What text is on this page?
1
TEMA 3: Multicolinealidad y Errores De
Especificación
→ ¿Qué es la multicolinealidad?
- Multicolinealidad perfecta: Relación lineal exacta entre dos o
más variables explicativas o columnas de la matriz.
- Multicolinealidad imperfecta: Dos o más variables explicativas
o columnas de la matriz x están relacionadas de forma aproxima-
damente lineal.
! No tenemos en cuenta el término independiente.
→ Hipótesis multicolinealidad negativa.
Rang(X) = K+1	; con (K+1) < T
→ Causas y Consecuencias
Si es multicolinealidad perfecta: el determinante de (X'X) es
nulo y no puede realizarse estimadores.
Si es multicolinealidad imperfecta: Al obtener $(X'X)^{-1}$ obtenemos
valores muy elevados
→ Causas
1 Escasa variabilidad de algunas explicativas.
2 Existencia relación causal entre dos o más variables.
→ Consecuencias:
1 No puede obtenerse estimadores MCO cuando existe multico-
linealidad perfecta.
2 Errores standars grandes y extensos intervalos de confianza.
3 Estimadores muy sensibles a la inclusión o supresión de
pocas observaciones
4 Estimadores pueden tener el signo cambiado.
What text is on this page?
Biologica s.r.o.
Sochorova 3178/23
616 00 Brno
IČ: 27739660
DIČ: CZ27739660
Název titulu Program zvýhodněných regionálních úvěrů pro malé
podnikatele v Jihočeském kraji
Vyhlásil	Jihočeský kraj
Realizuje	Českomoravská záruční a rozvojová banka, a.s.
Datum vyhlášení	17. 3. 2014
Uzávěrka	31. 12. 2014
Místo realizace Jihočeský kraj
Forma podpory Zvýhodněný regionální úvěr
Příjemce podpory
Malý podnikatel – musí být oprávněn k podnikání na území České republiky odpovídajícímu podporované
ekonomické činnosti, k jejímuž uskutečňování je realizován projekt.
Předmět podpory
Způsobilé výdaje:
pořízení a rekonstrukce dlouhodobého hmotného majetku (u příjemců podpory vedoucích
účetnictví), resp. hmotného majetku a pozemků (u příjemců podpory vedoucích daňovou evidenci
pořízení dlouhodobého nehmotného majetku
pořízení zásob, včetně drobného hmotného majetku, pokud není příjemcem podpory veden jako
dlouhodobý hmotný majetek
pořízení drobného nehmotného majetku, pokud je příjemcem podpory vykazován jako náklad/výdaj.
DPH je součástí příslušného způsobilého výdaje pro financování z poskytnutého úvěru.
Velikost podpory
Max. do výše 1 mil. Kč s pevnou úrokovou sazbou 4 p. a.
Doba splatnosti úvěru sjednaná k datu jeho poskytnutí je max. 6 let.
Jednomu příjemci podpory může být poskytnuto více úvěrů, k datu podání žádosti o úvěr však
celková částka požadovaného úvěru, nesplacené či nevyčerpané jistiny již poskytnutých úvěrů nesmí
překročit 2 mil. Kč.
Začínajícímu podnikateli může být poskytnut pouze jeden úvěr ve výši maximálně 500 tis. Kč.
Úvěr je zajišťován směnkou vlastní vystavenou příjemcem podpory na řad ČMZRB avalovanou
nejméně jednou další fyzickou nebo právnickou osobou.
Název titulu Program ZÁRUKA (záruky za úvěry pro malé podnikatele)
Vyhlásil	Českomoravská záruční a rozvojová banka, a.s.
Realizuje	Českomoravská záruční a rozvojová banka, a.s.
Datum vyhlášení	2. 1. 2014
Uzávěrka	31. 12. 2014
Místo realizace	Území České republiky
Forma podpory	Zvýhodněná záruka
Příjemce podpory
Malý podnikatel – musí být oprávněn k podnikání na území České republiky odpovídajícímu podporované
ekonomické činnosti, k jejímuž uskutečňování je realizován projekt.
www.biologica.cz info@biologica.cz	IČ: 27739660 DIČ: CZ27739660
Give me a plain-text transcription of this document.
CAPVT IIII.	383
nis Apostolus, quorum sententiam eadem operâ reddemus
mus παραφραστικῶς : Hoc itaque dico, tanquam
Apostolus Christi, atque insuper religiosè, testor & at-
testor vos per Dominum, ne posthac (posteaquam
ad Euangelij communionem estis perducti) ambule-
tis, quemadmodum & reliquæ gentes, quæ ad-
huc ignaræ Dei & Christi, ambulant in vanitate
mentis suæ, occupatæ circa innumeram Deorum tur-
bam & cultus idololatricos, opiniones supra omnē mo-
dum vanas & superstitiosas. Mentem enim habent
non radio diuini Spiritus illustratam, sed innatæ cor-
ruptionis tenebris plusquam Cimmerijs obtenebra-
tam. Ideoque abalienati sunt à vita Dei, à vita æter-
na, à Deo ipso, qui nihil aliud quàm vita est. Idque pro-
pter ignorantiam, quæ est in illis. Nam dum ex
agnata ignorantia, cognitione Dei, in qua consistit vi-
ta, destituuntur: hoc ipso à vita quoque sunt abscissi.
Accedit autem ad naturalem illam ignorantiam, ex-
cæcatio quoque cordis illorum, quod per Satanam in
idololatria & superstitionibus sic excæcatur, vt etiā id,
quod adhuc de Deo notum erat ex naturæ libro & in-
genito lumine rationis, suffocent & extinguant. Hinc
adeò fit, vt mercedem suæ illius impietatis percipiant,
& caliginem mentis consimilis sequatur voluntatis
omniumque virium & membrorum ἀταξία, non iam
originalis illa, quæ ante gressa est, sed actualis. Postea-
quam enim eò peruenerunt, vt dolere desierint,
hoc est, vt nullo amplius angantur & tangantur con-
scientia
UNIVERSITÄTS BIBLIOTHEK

**DO THIS**:
From the entries, report each line that includes the word "podnikatele".

**SOLUTION**:
podnikatele v Jihočeském kraji
Název titulu Program ZÁRUKA (záruky za úvěry pro malé podnikatele)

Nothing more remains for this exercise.